======== INPUT ROWS ========

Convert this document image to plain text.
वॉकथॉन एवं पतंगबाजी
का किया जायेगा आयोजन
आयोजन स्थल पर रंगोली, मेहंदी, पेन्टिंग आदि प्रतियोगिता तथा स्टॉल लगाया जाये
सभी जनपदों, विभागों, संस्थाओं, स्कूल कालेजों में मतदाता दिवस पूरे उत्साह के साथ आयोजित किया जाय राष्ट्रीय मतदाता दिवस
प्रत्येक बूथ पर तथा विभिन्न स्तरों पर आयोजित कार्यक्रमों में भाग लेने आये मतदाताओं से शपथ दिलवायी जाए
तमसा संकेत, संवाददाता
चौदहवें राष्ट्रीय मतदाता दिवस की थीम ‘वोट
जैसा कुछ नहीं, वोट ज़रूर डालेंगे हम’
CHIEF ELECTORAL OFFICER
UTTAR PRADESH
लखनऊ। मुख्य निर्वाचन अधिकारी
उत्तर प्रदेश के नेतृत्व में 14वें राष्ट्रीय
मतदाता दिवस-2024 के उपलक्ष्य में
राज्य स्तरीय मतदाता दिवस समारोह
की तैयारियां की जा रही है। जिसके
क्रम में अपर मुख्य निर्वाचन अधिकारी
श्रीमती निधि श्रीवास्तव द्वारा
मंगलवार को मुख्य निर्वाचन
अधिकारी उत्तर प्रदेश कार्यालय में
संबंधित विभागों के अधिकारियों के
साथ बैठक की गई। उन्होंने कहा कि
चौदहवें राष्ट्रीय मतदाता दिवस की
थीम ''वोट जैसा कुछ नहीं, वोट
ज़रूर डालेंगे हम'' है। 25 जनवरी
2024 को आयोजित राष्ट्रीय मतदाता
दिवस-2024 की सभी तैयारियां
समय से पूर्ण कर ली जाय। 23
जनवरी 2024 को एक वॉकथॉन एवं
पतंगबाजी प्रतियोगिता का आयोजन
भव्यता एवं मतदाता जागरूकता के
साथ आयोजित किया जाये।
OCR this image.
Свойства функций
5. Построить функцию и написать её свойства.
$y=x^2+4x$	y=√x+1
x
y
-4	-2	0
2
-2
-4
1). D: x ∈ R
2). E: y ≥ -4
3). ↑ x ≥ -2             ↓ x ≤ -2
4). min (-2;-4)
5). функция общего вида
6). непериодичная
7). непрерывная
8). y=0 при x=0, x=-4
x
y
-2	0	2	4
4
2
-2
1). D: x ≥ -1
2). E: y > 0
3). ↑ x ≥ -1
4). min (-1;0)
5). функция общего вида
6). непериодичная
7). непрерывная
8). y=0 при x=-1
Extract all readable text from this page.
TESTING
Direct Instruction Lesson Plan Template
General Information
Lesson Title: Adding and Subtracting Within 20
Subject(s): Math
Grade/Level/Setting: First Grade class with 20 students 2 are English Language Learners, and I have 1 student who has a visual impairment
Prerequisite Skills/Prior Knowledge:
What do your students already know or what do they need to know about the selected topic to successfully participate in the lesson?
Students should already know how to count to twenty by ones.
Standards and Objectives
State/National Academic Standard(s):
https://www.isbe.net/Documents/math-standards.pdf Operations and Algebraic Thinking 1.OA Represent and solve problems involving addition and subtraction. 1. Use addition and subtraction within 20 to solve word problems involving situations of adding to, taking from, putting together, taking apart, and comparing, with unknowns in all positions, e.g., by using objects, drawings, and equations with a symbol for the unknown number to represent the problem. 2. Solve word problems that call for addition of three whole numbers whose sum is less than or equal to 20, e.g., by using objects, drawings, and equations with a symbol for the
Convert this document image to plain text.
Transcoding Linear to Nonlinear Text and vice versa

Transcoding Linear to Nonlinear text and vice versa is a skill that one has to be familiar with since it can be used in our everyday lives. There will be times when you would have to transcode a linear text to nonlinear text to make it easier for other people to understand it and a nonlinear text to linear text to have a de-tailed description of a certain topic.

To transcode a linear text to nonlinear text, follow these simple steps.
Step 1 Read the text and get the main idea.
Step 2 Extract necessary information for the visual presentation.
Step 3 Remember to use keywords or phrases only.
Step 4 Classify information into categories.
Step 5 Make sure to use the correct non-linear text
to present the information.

========

== GIVEN EXERCISE ==
Write out the data again, exactly and in full.

== FULL RESPONSE ==
Convert this document image to plain text.
वॉकथॉन एवं पतंगबाजी
का किया जायेगा आयोजन
आयोजन स्थल पर रंगोली, मेहंदी, पेन्टिंग आदि प्रतियोगिता तथा स्टॉल लगाया जाये
सभी जनपदों, विभागों, संस्थाओं, स्कूल कालेजों में मतदाता दिवस पूरे उत्साह के साथ आयोजित किया जाय राष्ट्रीय मतदाता दिवस
प्रत्येक बूथ पर तथा विभिन्न स्तरों पर आयोजित कार्यक्रमों में भाग लेने आये मतदाताओं से शपथ दिलवायी जाए
तमसा संकेत, संवाददाता
चौदहवें राष्ट्रीय मतदाता दिवस की थीम ‘वोट
जैसा कुछ नहीं, वोट ज़रूर डालेंगे हम’
CHIEF ELECTORAL OFFICER
UTTAR PRADESH
लखनऊ। मुख्य निर्वाचन अधिकारी
उत्तर प्रदेश के नेतृत्व में 14वें राष्ट्रीय
मतदाता दिवस-2024 के उपलक्ष्य में
राज्य स्तरीय मतदाता दिवस समारोह
की तैयारियां की जा रही है। जिसके
क्रम में अपर मुख्य निर्वाचन अधिकारी
श्रीमती निधि श्रीवास्तव द्वारा
मंगलवार को मुख्य निर्वाचन
अधिकारी उत्तर प्रदेश कार्यालय में
संबंधित विभागों के अधिकारियों के
साथ बैठक की गई। उन्होंने कहा कि
चौदहवें राष्ट्रीय मतदाता दिवस की
थीम ''वोट जैसा कुछ नहीं, वोट
ज़रूर डालेंगे हम'' है। 25 जनवरी
2024 को आयोजित राष्ट्रीय मतदाता
दिवस-2024 की सभी तैयारियां
समय से पूर्ण कर ली जाय। 23
जनवरी 2024 को एक वॉकथॉन एवं
पतंगबाजी प्रतियोगिता का आयोजन
भव्यता एवं मतदाता जागरूकता के
साथ आयोजित किया जाये।
OCR this image.
Свойства функций
5. Построить функцию и написать её свойства.
$y=x^2+4x$	y=√x+1
x
y
-4	-2	0
2
-2
-4
1). D: x ∈ R
2). E: y ≥ -4
3). ↑ x ≥ -2             ↓ x ≤ -2
4). min (-2;-4)
5). функция общего вида
6). непериодичная
7). непрерывная
8). y=0 при x=0, x=-4
x
y
-2	0	2	4
4
2
-2
1). D: x ≥ -1
2). E: y > 0
3). ↑ x ≥ -1
4). min (-1;0)
5). функция общего вида
6). непериодичная
7). непрерывная
8). y=0 при x=-1
Extract all readable text from this page.
TESTING
Direct Instruction Lesson Plan Template
General Information
Lesson Title: Adding and Subtracting Within 20
Subject(s): Math
Grade/Level/Setting: First Grade class with 20 students 2 are English Language Learners, and I have 1 student who has a visual impairment
Prerequisite Skills/Prior Knowledge:
What do your students already know or what do they need to know about the selected topic to successfully participate in the lesson?
Students should already know how to count to twenty by ones.
Standards and Objectives
State/National Academic Standard(s):
https://www.isbe.net/Documents/math-standards.pdf Operations and Algebraic Thinking 1.OA Represent and solve problems involving addition and subtraction. 1. Use addition and subtraction within 20 to solve word problems involving situations of adding to, taking from, putting together, taking apart, and comparing, with unknowns in all positions, e.g., by using objects, drawings, and equations with a symbol for the unknown number to represent the problem. 2. Solve word problems that call for addition of three whole numbers whose sum is less than or equal to 20, e.g., by using objects, drawings, and equations with a symbol for the
Convert this document image to plain text.
Transcoding Linear to Nonlinear Text and vice versa

Transcoding Linear to Nonlinear text and vice versa is a skill that one has to be familiar with since it can be used in our everyday lives. There will be times when you would have to transcode a linear text to nonlinear text to make it easier for other people to understand it and a nonlinear text to linear text to have a de-tailed description of a certain topic.

To transcode a linear text to nonlinear text, follow these simple steps.
Step 1 Read the text and get the main idea.
Step 2 Extract necessary information for the visual presentation.
Step 3 Remember to use keywords or phrases only.
Step 4 Classify information into categories.
Step 5 Make sure to use the correct non-linear text
to present the information.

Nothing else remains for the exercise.